--- Job ---
In your copy, repeat the records exactly and leave out the pictures.

■ ■ ■ ■ ■

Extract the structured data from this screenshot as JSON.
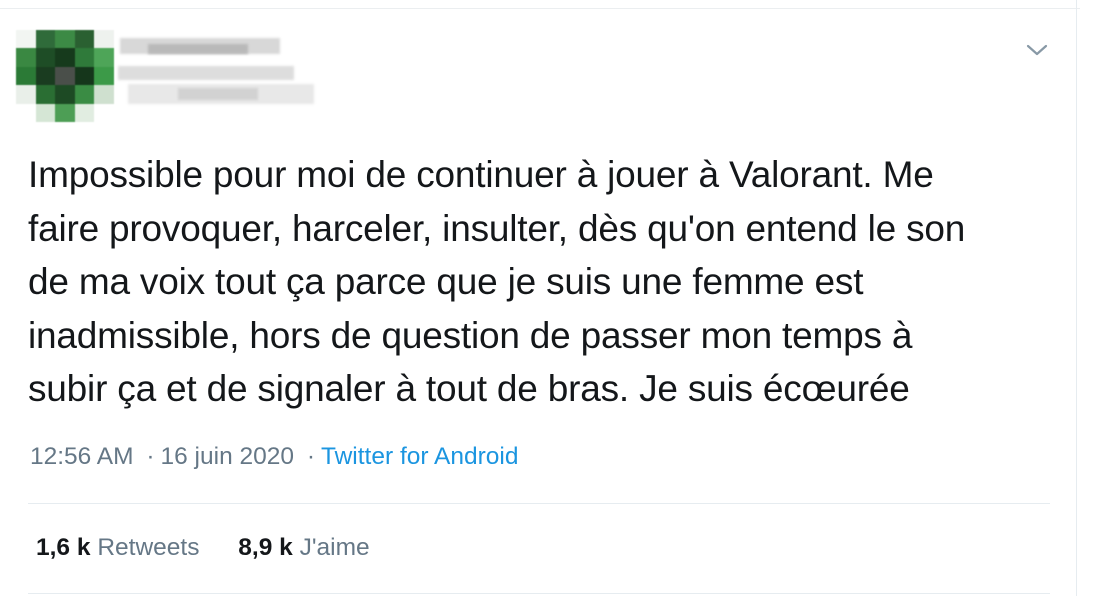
{
  "tweet": {
    "text_lines": [
      "Impossible pour moi de continuer à jouer à Valorant. Me",
      "faire provoquer, harceler, insulter, dès qu'on entend le son",
      "de ma voix tout ça parce que je suis une femme est",
      "inadmissible, hors de question de passer mon temps à",
      "subir ça et de signaler à tout de bras. Je suis écœurée"
    ],
    "time": "12:56 AM",
    "separator": "·",
    "date": "16 juin 2020",
    "source": "Twitter for Android"
  },
  "stats": {
    "retweets_count": "1,6 k",
    "retweets_label": "Retweets",
    "likes_count": "8,9 k",
    "likes_label": "J'aime"
  },
  "icons": {
    "menu": "chevron-down-icon"
  },
  "colors": {
    "text": "#14171a",
    "secondary": "#657786",
    "link": "#1b95e0",
    "border": "#e6ecf0"
  }
}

■ ■ ■ ■ ■

--- Expected answer ---
Extract the structured data from this screenshot as JSON.
{
  "tweet": {
    "text_lines": [
      "Impossible pour moi de continuer à jouer à Valorant. Me",
      "faire provoquer, harceler, insulter, dès qu'on entend le son",
      "de ma voix tout ça parce que je suis une femme est",
      "inadmissible, hors de question de passer mon temps à",
      "subir ça et de signaler à tout de bras. Je suis écœurée"
    ],
    "time": "12:56 AM",
    "separator": "·",
    "date": "16 juin 2020",
    "source": "Twitter for Android"
  },
  "stats": {
    "retweets_count": "1,6 k",
    "retweets_label": "Retweets",
    "likes_count": "8,9 k",
    "likes_label": "J'aime"
  },
  "icons": {
    "menu": "chevron-down-icon"
  },
  "colors": {
    "text": "#14171a",
    "secondary": "#657786",
    "link": "#1b95e0",
    "border": "#e6ecf0"
  }
}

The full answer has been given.